BRIEF: Retype all the entries word for word, but omit the pictures.

####################

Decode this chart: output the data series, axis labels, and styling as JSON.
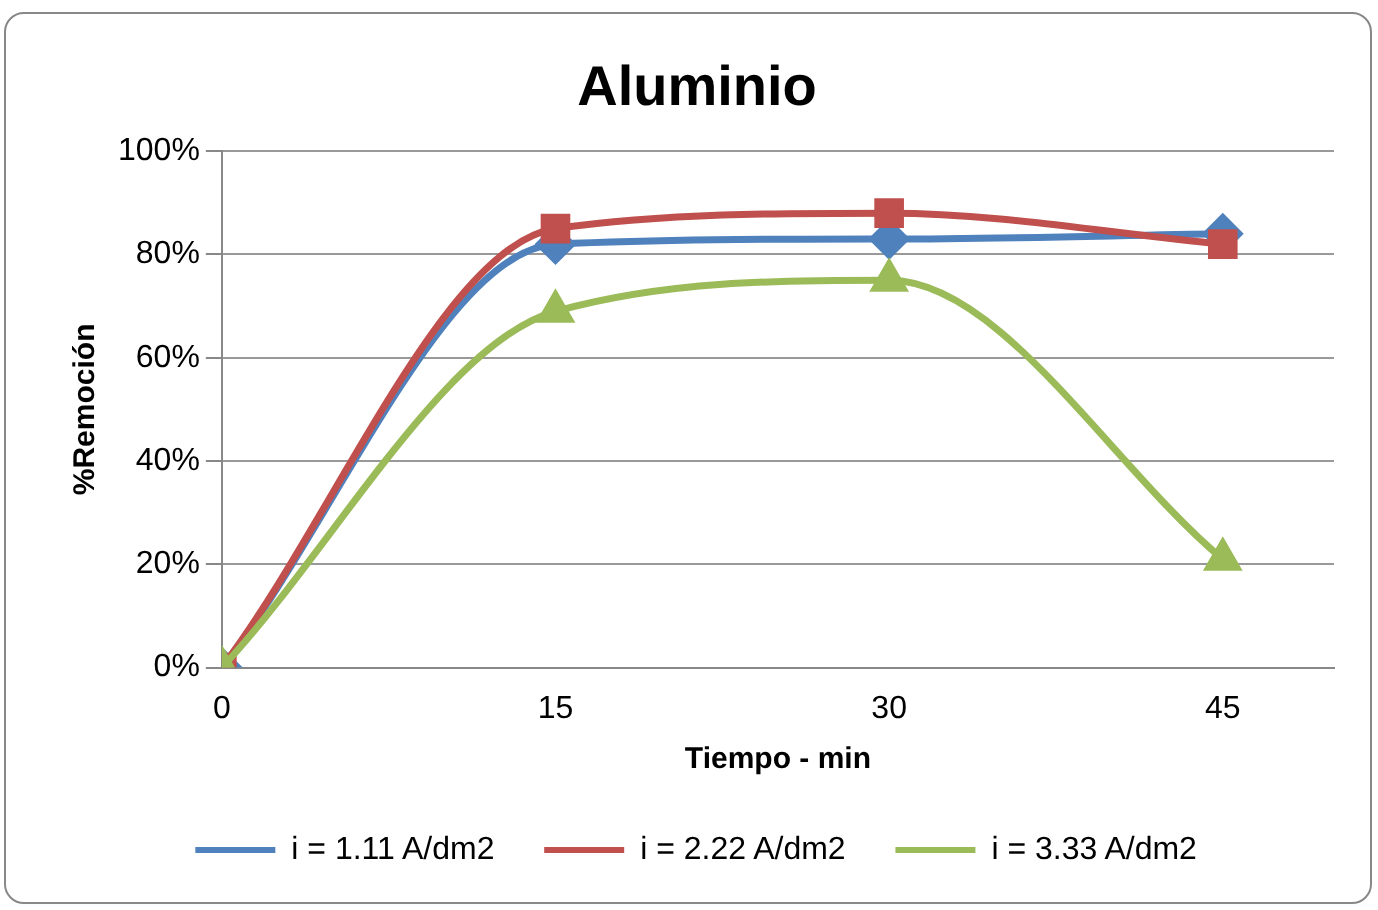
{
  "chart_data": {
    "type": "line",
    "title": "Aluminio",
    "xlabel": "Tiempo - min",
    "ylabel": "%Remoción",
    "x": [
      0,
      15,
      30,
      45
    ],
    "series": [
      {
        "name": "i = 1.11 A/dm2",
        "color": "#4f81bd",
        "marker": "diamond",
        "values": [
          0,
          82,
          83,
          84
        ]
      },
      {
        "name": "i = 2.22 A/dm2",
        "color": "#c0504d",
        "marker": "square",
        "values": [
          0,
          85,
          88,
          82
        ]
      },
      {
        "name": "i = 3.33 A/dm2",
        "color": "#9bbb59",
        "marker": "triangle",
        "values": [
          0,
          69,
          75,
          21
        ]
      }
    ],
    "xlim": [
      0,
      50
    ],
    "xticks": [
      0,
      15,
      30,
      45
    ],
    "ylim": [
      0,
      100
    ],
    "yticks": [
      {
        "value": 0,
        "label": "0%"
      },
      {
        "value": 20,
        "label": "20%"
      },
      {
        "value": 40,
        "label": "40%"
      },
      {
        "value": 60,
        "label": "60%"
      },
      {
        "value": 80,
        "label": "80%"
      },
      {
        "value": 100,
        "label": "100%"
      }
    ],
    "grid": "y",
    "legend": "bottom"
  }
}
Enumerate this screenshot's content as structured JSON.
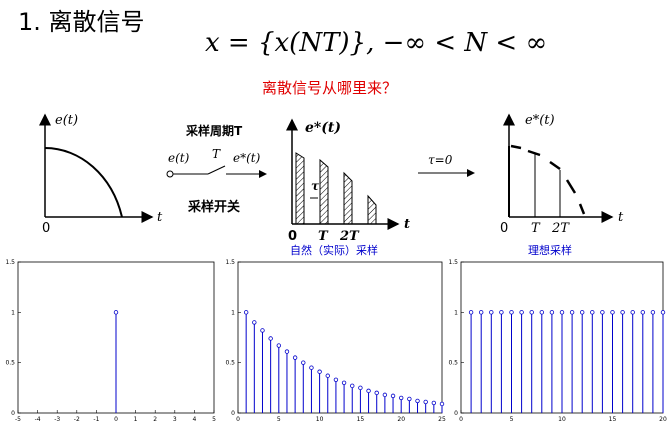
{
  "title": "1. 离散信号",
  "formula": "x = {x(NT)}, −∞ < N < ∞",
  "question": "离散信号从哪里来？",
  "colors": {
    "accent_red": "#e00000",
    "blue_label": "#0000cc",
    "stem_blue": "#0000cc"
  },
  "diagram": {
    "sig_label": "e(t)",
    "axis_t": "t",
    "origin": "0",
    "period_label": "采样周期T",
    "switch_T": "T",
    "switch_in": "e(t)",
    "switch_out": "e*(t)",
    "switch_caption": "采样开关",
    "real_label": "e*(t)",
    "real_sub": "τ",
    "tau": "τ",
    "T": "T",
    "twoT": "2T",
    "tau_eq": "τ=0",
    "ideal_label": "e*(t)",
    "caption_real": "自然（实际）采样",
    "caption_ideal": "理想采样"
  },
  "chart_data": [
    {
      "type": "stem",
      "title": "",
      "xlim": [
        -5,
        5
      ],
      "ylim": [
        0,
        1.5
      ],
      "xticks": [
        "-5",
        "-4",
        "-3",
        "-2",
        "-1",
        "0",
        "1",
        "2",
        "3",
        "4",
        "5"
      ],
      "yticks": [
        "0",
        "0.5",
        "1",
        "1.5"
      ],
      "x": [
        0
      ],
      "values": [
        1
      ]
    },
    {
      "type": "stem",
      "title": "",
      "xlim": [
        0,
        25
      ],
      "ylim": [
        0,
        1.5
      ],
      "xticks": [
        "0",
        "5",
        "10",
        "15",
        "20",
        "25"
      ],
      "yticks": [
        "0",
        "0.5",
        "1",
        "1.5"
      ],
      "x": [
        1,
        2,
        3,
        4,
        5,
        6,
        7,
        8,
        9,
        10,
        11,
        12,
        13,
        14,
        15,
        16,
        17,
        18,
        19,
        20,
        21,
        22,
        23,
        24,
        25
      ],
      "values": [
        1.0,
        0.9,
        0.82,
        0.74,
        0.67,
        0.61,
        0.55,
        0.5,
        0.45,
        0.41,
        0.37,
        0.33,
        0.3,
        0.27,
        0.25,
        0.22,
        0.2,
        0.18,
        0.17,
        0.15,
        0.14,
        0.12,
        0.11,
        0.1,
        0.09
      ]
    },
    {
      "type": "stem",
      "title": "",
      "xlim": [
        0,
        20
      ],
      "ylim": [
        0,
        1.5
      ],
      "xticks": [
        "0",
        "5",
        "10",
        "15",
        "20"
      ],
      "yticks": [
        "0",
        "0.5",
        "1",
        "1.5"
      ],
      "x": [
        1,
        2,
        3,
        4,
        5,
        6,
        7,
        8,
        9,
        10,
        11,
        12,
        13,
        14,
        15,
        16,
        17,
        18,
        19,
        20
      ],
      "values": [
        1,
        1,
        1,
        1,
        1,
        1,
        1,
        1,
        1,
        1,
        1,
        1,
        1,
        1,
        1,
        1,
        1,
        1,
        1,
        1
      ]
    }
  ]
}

####################

RESPONSE:
Decode this chart: output the data series, axis labels, and styling as JSON.
{
  "chart_data": {
    "type": "line",
    "title": "Aluminio",
    "xlabel": "Tiempo - min",
    "ylabel": "%Remoción",
    "x": [
      0,
      15,
      30,
      45
    ],
    "series": [
      {
        "name": "i = 1.11 A/dm2",
        "color": "#4f81bd",
        "marker": "diamond",
        "values": [
          0,
          82,
          83,
          84
        ]
      },
      {
        "name": "i = 2.22 A/dm2",
        "color": "#c0504d",
        "marker": "square",
        "values": [
          0,
          85,
          88,
          82
        ]
      },
      {
        "name": "i = 3.33 A/dm2",
        "color": "#9bbb59",
        "marker": "triangle",
        "values": [
          0,
          69,
          75,
          21
        ]
      }
    ],
    "xlim": [
      0,
      50
    ],
    "xticks": [
      0,
      15,
      30,
      45
    ],
    "ylim": [
      0,
      100
    ],
    "yticks": [
      {
        "value": 0,
        "label": "0%"
      },
      {
        "value": 20,
        "label": "20%"
      },
      {
        "value": 40,
        "label": "40%"
      },
      {
        "value": 60,
        "label": "60%"
      },
      {
        "value": 80,
        "label": "80%"
      },
      {
        "value": 100,
        "label": "100%"
      }
    ],
    "grid": "y",
    "legend": "bottom"
  }
}
Enumerate this screenshot's content as structured JSON.
{
  "title": "1. 离散信号",
  "formula": "x = {x(NT)}, −∞ < N < ∞",
  "question": "离散信号从哪里来？",
  "colors": {
    "accent_red": "#e00000",
    "blue_label": "#0000cc",
    "stem_blue": "#0000cc"
  },
  "diagram": {
    "sig_label": "e(t)",
    "axis_t": "t",
    "origin": "0",
    "period_label": "采样周期T",
    "switch_T": "T",
    "switch_in": "e(t)",
    "switch_out": "e*(t)",
    "switch_caption": "采样开关",
    "real_label": "e*(t)",
    "real_sub": "τ",
    "tau": "τ",
    "T": "T",
    "twoT": "2T",
    "tau_eq": "τ=0",
    "ideal_label": "e*(t)",
    "caption_real": "自然（实际）采样",
    "caption_ideal": "理想采样"
  },
  "chart_data": [
    {
      "type": "stem",
      "title": "",
      "xlim": [
        -5,
        5
      ],
      "ylim": [
        0,
        1.5
      ],
      "xticks": [
        "-5",
        "-4",
        "-3",
        "-2",
        "-1",
        "0",
        "1",
        "2",
        "3",
        "4",
        "5"
      ],
      "yticks": [
        "0",
        "0.5",
        "1",
        "1.5"
      ],
      "x": [
        0
      ],
      "values": [
        1
      ]
    },
    {
      "type": "stem",
      "title": "",
      "xlim": [
        0,
        25
      ],
      "ylim": [
        0,
        1.5
      ],
      "xticks": [
        "0",
        "5",
        "10",
        "15",
        "20",
        "25"
      ],
      "yticks": [
        "0",
        "0.5",
        "1",
        "1.5"
      ],
      "x": [
        1,
        2,
        3,
        4,
        5,
        6,
        7,
        8,
        9,
        10,
        11,
        12,
        13,
        14,
        15,
        16,
        17,
        18,
        19,
        20,
        21,
        22,
        23,
        24,
        25
      ],
      "values": [
        1.0,
        0.9,
        0.82,
        0.74,
        0.67,
        0.61,
        0.55,
        0.5,
        0.45,
        0.41,
        0.37,
        0.33,
        0.3,
        0.27,
        0.25,
        0.22,
        0.2,
        0.18,
        0.17,
        0.15,
        0.14,
        0.12,
        0.11,
        0.1,
        0.09
      ]
    },
    {
      "type": "stem",
      "title": "",
      "xlim": [
        0,
        20
      ],
      "ylim": [
        0,
        1.5
      ],
      "xticks": [
        "0",
        "5",
        "10",
        "15",
        "20"
      ],
      "yticks": [
        "0",
        "0.5",
        "1",
        "1.5"
      ],
      "x": [
        1,
        2,
        3,
        4,
        5,
        6,
        7,
        8,
        9,
        10,
        11,
        12,
        13,
        14,
        15,
        16,
        17,
        18,
        19,
        20
      ],
      "values": [
        1,
        1,
        1,
        1,
        1,
        1,
        1,
        1,
        1,
        1,
        1,
        1,
        1,
        1,
        1,
        1,
        1,
        1,
        1,
        1
      ]
    }
  ]
}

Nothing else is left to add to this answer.